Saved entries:
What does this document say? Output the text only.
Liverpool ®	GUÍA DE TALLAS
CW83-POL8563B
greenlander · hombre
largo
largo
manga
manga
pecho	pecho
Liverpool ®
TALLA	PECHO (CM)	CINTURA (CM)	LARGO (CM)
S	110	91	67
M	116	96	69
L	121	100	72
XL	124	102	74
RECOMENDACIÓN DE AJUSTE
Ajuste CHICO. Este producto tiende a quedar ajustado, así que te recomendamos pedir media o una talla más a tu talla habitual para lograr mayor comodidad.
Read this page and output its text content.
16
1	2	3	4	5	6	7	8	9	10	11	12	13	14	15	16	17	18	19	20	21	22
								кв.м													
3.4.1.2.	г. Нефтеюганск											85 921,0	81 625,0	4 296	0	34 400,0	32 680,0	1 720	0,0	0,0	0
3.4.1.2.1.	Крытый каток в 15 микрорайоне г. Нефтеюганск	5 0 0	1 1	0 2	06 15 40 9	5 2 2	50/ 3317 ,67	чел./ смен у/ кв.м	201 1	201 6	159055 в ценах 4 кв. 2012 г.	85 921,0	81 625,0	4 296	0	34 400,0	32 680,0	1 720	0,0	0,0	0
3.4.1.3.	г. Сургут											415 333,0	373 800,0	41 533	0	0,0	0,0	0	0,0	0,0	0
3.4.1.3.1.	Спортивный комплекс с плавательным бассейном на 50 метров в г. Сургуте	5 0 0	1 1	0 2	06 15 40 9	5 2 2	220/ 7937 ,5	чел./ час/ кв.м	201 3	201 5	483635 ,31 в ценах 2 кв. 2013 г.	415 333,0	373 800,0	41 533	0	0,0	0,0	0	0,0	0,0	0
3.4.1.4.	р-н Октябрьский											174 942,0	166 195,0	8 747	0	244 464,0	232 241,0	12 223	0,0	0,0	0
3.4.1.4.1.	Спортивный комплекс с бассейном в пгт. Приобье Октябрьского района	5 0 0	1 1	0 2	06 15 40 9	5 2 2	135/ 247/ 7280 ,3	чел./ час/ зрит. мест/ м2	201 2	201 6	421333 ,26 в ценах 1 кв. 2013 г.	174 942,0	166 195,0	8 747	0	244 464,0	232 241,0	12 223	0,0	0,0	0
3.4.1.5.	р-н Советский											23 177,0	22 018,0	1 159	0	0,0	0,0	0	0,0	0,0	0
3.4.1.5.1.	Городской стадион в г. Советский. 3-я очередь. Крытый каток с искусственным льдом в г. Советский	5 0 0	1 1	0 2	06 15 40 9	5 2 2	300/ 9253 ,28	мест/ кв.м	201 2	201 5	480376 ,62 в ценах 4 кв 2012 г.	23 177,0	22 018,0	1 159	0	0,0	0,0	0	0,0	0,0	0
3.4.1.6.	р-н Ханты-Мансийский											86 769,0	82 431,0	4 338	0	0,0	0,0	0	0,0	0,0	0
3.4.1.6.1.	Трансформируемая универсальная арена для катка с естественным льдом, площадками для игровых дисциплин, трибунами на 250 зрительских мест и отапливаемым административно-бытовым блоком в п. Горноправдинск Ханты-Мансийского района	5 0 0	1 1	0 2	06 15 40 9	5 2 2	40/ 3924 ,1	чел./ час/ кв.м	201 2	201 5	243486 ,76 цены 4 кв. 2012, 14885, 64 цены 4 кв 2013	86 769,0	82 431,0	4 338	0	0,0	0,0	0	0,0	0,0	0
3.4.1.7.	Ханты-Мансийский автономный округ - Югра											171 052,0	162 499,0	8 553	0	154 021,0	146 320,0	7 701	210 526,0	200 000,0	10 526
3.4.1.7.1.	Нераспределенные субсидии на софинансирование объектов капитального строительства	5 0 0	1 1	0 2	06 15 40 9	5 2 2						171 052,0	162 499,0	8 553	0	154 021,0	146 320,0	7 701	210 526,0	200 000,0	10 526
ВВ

§ **GIVEN EXERCISE**
Gather all lines from the records above in which "бассейном" appears.

§ **SOLUTION TO THIS EXERCISE**
3.4.1.3.1.	Спортивный комплекс с плавательным бассейном на 50 метров в г. Сургуте	5 0 0	1 1	0 2	06 15 40 9	5 2 2	220/ 7937 ,5	чел./ час/ кв.м	201 3	201 5	483635 ,31 в ценах 2 кв. 2013 г.	415 333,0	373 800,0	41 533	0	0,0	0,0	0	0,0	0,0	0
3.4.1.4.1.	Спортивный комплекс с бассейном в пгт. Приобье Октябрьского района	5 0 0	1 1	0 2	06 15 40 9	5 2 2	135/ 247/ 7280 ,3	чел./ час/ зрит. мест/ м2	201 2	201 6	421333 ,26 в ценах 1 кв. 2013 г.	174 942,0	166 195,0	8 747	0	244 464,0	232 241,0	12 223	0,0	0,0	0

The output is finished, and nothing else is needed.